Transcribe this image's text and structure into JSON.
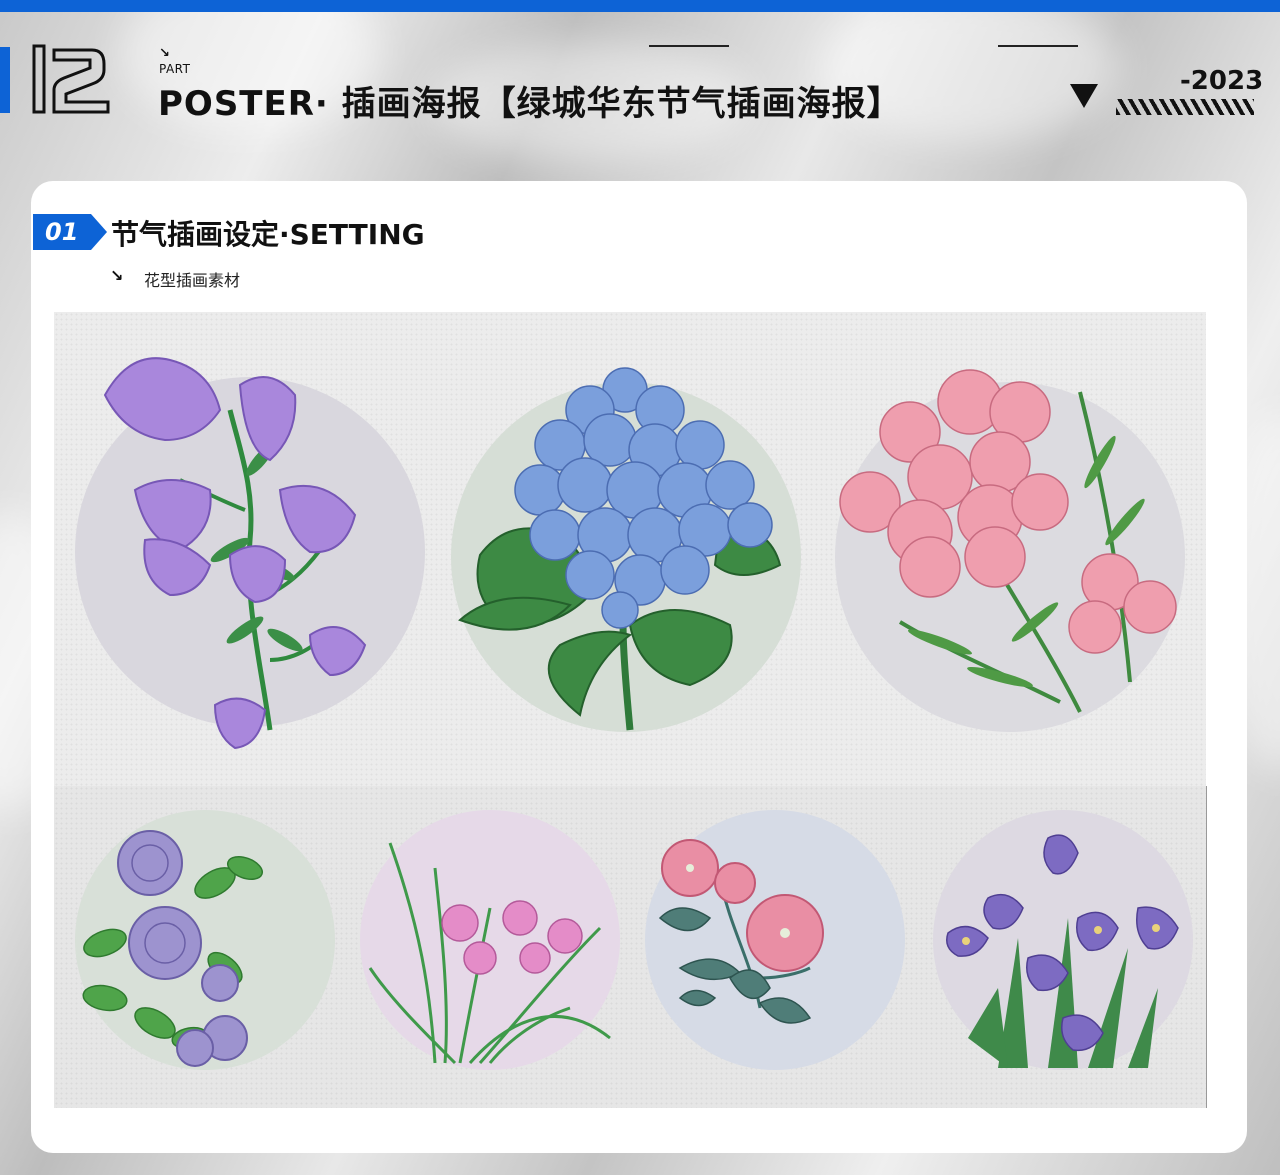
{
  "header": {
    "number": "12",
    "part_arrow": "↘",
    "part_label": "PART",
    "title": "POSTER· 插画海报【绿城华东节气插画海报】",
    "year": "-2023"
  },
  "colors": {
    "accent": "#0d63d6",
    "text": "#111111",
    "card": "#ffffff"
  },
  "section": {
    "number": "01",
    "title": "节气插画设定·SETTING",
    "sub_arrow": "↘",
    "subtitle": "花型插画素材"
  },
  "illustrations": {
    "top_row": [
      "bellflower-illustration",
      "hydrangea-illustration",
      "phlox-illustration"
    ],
    "bottom_row": [
      "rose-illustration",
      "rain-lily-illustration",
      "hibiscus-illustration",
      "iris-illustration"
    ]
  }
}
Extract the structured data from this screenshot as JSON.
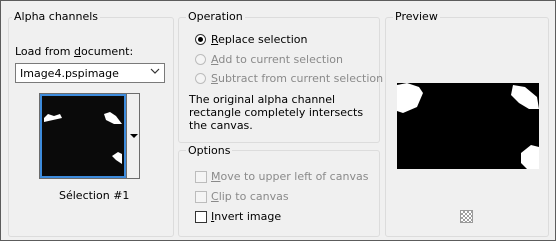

--------

Task objective:
Copy each line above precisely, dropping the pictures.

Full output:
Transcribe this image's text and structure into JSON.
{
  "header": {
    "number": "12",
    "part_arrow": "↘",
    "part_label": "PART",
    "title": "POSTER· 插画海报【绿城华东节气插画海报】",
    "year": "-2023"
  },
  "colors": {
    "accent": "#0d63d6",
    "text": "#111111",
    "card": "#ffffff"
  },
  "section": {
    "number": "01",
    "title": "节气插画设定·SETTING",
    "sub_arrow": "↘",
    "subtitle": "花型插画素材"
  },
  "illustrations": {
    "top_row": [
      "bellflower-illustration",
      "hydrangea-illustration",
      "phlox-illustration"
    ],
    "bottom_row": [
      "rose-illustration",
      "rain-lily-illustration",
      "hibiscus-illustration",
      "iris-illustration"
    ]
  }
}
Extract the structured data from this screenshot as JSON.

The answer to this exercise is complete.